▶ Required task
Quote all of the data that follows exactly as written, skipping the images.

#### Given data

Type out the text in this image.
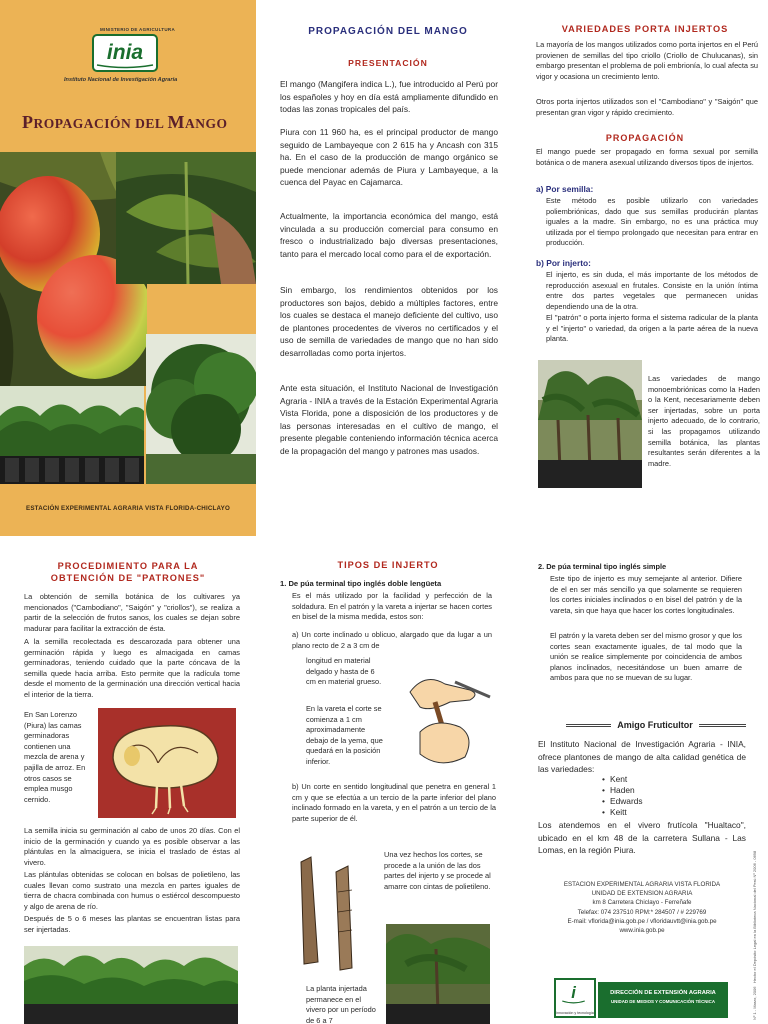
MINISTERIO DE AGRICULTURA
inia
Instituto Nacional de Investigación Agraria
PROPAGACIÓN DEL MANGO
ESTACIÓN EXPERIMENTAL AGRARIA VISTA FLORIDA-CHICLAYO
PROPAGACIÓN DEL MANGO
PRESENTACIÓN

El mango (Mangifera indica L.), fue introducido al Perú por los españoles y hoy en día está ampliamente difundido en todas las zonas tropicales del país.

Piura con 11 960 ha, es el principal productor de mango seguido de Lambayeque con 2 615 ha y Ancash con 315 ha. En el caso de la producción de mango orgánico se puede mencionar además de Piura y Lambayeque, a la cuenca del Payac en Cajamarca.

Actualmente, la importancia económica del mango, está vinculada a su producción comercial para consumo en fresco o industrializado bajo diversas presentaciones, tanto para el mercado local como para el de exportación.

Sin embargo, los rendimientos obtenidos por los productores son bajos, debido a múltiples factores, entre los cuales se destaca el manejo deficiente del cultivo, uso de plantones procedentes de viveros no certificados y el uso de semilla de variedades de mango que no han sido desarrolladas como porta injertos.

Ante esta situación, el Instituto Nacional de Investigación Agraria - INIA a través de la Estación Experimental Agraria Vista Florida, pone a disposición de los productores y de las personas interesadas en el cultivo de mango, el presente plegable conteniendo información técnica acerca de la propagación del mango y patrones mas usados.

VARIEDADES PORTA INJERTOS

La mayoría de los mangos utilizados como porta injertos en el Perú provienen de semillas del tipo criollo (Criollo de Chulucanas), sin embargo presentan el problema de poli embrionía, lo cual afecta su vigor y ocasiona un crecimiento lento.

Otros porta injertos utilizados son el "Cambodiano" y "Saigón" que presentan gran vigor y rápido crecimiento.

PROPAGACIÓN

El mango puede ser propagado en forma sexual por semilla botánica o de manera asexual utilizando diversos tipos de injertos.

a) Por semilla:

Este método es posible utilizarlo con variedades poliembriónicas, dado que sus semillas producirán plantas iguales a la madre. Sin embargo, no es una práctica muy utilizada por el tiempo prolongado que necesitan para entrar en producción.

b) Por injerto:

El injerto, es sin duda, el más importante de los métodos de reproducción asexual en frutales. Consiste en la unión íntima entre dos partes vegetales que permanecen unidas dependiendo una de la otra.

El "patrón" o porta injerto forma el sistema radicular de la planta y el "injerto" o variedad, da origen a la parte aérea de la nueva planta.

Las variedades de mango monoembriónicas como la Haden o la Kent, necesariamente deben ser injertadas, sobre un porta injerto adecuado, de lo contrario, si las propagamos utilizando semilla botánica, las plantas resultantes serán diferentes a la madre.

PROCEDIMIENTO PARA LA OBTENCIÓN DE "PATRONES"

La obtención de semilla botánica de los cultivares ya mencionados ("Cambodiano", "Saigón" y "criollos"), se realiza a partir de la selección de frutos sanos, los cuales se dejan sobre madurar para facilitar la extracción de ésta.

A la semilla recolectada es descarozada para obtener una germinación rápida y luego es almacigada en camas germinadoras, teniendo cuidado que la parte cóncava de la semilla quede hacia arriba. Esto permite que la radícula tome desde el momento de la germinación una dirección vertical hacia el interior de la tierra.

En San Lorenzo (Piura) las camas germinadoras contienen una mezcla de arena y pajilla de arroz. En otros casos se emplea musgo cernido.

La semilla inicia su germinación al cabo de unos 20 días. Con el inicio de la germinación y cuando ya es posible observar a las plántulas en la almaciguera, se inicia el traslado de éstas al vivero.

Las plántulas obtenidas se colocan en bolsas de polietileno, las cuales llevan como sustrato una mezcla en partes iguales de tierra de chacra combinada con humus o estiércol descompuesto y algo de arena de río.

Después de 5 o 6 meses las plantas se encuentran listas para ser injertadas.

TIPOS DE INJERTO
1. De púa terminal tipo inglés doble lengüeta

Es el más utilizado por la facilidad y perfección de la soldadura. En el patrón y la vareta a injertar se hacen cortes en bisel de la misma medida, estos son:

a) Un corte inclinado u oblicuo, alargado que da lugar a un plano recto de 2 a 3 cm de

longitud en material delgado y hasta de 6 cm en material grueso.

En la vareta el corte se comienza a 1 cm aproximadamente debajo de la yema, que quedará en la posición inferior.

b) Un corte en sentido longitudinal que penetra en general 1 cm y que se efectúa a un tercio de la parte inferior del plano inclinado formado en la vareta, y en el patrón a un tercio de la parte superior de él.

Una vez hechos los cortes, se procede a la unión de las dos partes del injerto y se procede al amarre con cintas de polietileno.

La planta injertada permanece en el vivero por un período de 6 a 7

2. De púa terminal tipo inglés simple

Este tipo de injerto es muy semejante al anterior. Difiere de el en ser más sencillo ya que solamente se requieren los cortes iniciales inclinados o en bisel del patrón y de la vareta, sin que haya que hacer los cortes longitudinales.

El patrón y la vareta deben ser del mismo grosor y que los cortes sean exactamente iguales, de tal modo que la unión se realice simplemente por coincidencia de ambos planos inclinados, necesitándose un buen amarre de ambos para que no se muevan de su lugar.

Amigo Fruticultor

El Instituto Nacional de Investigación Agraria - INIA, ofrece plantones de mango de alta calidad genética de las variedades:

• Kent
• Haden
• Edwards
• Keitt

Los atendemos en el vivero frutícola "Hualtaco", ubicado en el km 48 de la carretera Sullana - Las Lomas, en la región Piura.

ESTACION EXPERIMENTAL AGRARIA VISTA FLORIDA
UNIDAD DE EXTENSION AGRARIA
km 8 Carretera Chiclayo - Ferreñafe
Telefax: 074 237510 RPM:* 284507 / # 229769
E-mail: vflorida@inia.gob.pe / vfloridauvtt@inia.gob.pe
www.inia.gob.pe
i
innovación y tecnología
DIRECCIÓN DE EXTENSIÓN AGRARIA
UNIDAD DE MEDIOS Y COMUNICACIÓN TÉCNICA	Nº 1 - Marzo, 2006   Hecho el Depósito Legal en la Biblioteca Nacional del Perú Nº 2006 - 0698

########

▶ Response to this task
Type out the text in this image.
MINISTERIO DE AGRICULTURA
inia
Instituto Nacional de Investigación Agraria
PROPAGACIÓN DEL MANGO
ESTACIÓN EXPERIMENTAL AGRARIA VISTA FLORIDA-CHICLAYO
PROPAGACIÓN DEL MANGO
PRESENTACIÓN

El mango (Mangifera indica L.), fue introducido al Perú por los españoles y hoy en día está ampliamente difundido en todas las zonas tropicales del país.

Piura con 11 960 ha, es el principal productor de mango seguido de Lambayeque con 2 615 ha y Ancash con 315 ha. En el caso de la producción de mango orgánico se puede mencionar además de Piura y Lambayeque, a la cuenca del Payac en Cajamarca.

Actualmente, la importancia económica del mango, está vinculada a su producción comercial para consumo en fresco o industrializado bajo diversas presentaciones, tanto para el mercado local como para el de exportación.

Sin embargo, los rendimientos obtenidos por los productores son bajos, debido a múltiples factores, entre los cuales se destaca el manejo deficiente del cultivo, uso de plantones procedentes de viveros no certificados y el uso de semilla de variedades de mango que no han sido desarrolladas como porta injertos.

Ante esta situación, el Instituto Nacional de Investigación Agraria - INIA a través de la Estación Experimental Agraria Vista Florida, pone a disposición de los productores y de las personas interesadas en el cultivo de mango, el presente plegable conteniendo información técnica acerca de la propagación del mango y patrones mas usados.

VARIEDADES PORTA INJERTOS

La mayoría de los mangos utilizados como porta injertos en el Perú provienen de semillas del tipo criollo (Criollo de Chulucanas), sin embargo presentan el problema de poli embrionía, lo cual afecta su vigor y ocasiona un crecimiento lento.

Otros porta injertos utilizados son el "Cambodiano" y "Saigón" que presentan gran vigor y rápido crecimiento.

PROPAGACIÓN

El mango puede ser propagado en forma sexual por semilla botánica o de manera asexual utilizando diversos tipos de injertos.

a) Por semilla:

Este método es posible utilizarlo con variedades poliembriónicas, dado que sus semillas producirán plantas iguales a la madre. Sin embargo, no es una práctica muy utilizada por el tiempo prolongado que necesitan para entrar en producción.

b) Por injerto:

El injerto, es sin duda, el más importante de los métodos de reproducción asexual en frutales. Consiste en la unión íntima entre dos partes vegetales que permanecen unidas dependiendo una de la otra.

El "patrón" o porta injerto forma el sistema radicular de la planta y el "injerto" o variedad, da origen a la parte aérea de la nueva planta.

Las variedades de mango monoembriónicas como la Haden o la Kent, necesariamente deben ser injertadas, sobre un porta injerto adecuado, de lo contrario, si las propagamos utilizando semilla botánica, las plantas resultantes serán diferentes a la madre.

PROCEDIMIENTO PARA LA OBTENCIÓN DE "PATRONES"

La obtención de semilla botánica de los cultivares ya mencionados ("Cambodiano", "Saigón" y "criollos"), se realiza a partir de la selección de frutos sanos, los cuales se dejan sobre madurar para facilitar la extracción de ésta.

A la semilla recolectada es descarozada para obtener una germinación rápida y luego es almacigada en camas germinadoras, teniendo cuidado que la parte cóncava de la semilla quede hacia arriba. Esto permite que la radícula tome desde el momento de la germinación una dirección vertical hacia el interior de la tierra.

En San Lorenzo (Piura) las camas germinadoras contienen una mezcla de arena y pajilla de arroz. En otros casos se emplea musgo cernido.

La semilla inicia su germinación al cabo de unos 20 días. Con el inicio de la germinación y cuando ya es posible observar a las plántulas en la almaciguera, se inicia el traslado de éstas al vivero.

Las plántulas obtenidas se colocan en bolsas de polietileno, las cuales llevan como sustrato una mezcla en partes iguales de tierra de chacra combinada con humus o estiércol descompuesto y algo de arena de río.

Después de 5 o 6 meses las plantas se encuentran listas para ser injertadas.

TIPOS DE INJERTO
1. De púa terminal tipo inglés doble lengüeta

Es el más utilizado por la facilidad y perfección de la soldadura. En el patrón y la vareta a injertar se hacen cortes en bisel de la misma medida, estos son:

a) Un corte inclinado u oblicuo, alargado que da lugar a un plano recto de 2 a 3 cm de

longitud en material delgado y hasta de 6 cm en material grueso.

En la vareta el corte se comienza a 1 cm aproximadamente debajo de la yema, que quedará en la posición inferior.

b) Un corte en sentido longitudinal que penetra en general 1 cm y que se efectúa a un tercio de la parte inferior del plano inclinado formado en la vareta, y en el patrón a un tercio de la parte superior de él.

Una vez hechos los cortes, se procede a la unión de las dos partes del injerto y se procede al amarre con cintas de polietileno.

La planta injertada permanece en el vivero por un período de 6 a 7

2. De púa terminal tipo inglés simple

Este tipo de injerto es muy semejante al anterior. Difiere de el en ser más sencillo ya que solamente se requieren los cortes iniciales inclinados o en bisel del patrón y de la vareta, sin que haya que hacer los cortes longitudinales.

El patrón y la vareta deben ser del mismo grosor y que los cortes sean exactamente iguales, de tal modo que la unión se realice simplemente por coincidencia de ambos planos inclinados, necesitándose un buen amarre de ambos para que no se muevan de su lugar.

Amigo Fruticultor

El Instituto Nacional de Investigación Agraria - INIA, ofrece plantones de mango de alta calidad genética de las variedades:

• Kent
• Haden
• Edwards
• Keitt

Los atendemos en el vivero frutícola "Hualtaco", ubicado en el km 48 de la carretera Sullana - Las Lomas, en la región Piura.

ESTACION EXPERIMENTAL AGRARIA VISTA FLORIDA
UNIDAD DE EXTENSION AGRARIA
km 8 Carretera Chiclayo - Ferreñafe
Telefax: 074 237510 RPM:* 284507 / # 229769
E-mail: vflorida@inia.gob.pe / vfloridauvtt@inia.gob.pe
www.inia.gob.pe
i
innovación y tecnología
DIRECCIÓN DE EXTENSIÓN AGRARIA
UNIDAD DE MEDIOS Y COMUNICACIÓN TÉCNICA	Nº 1 - Marzo, 2006   Hecho el Depósito Legal en la Biblioteca Nacional del Perú Nº 2006 - 0698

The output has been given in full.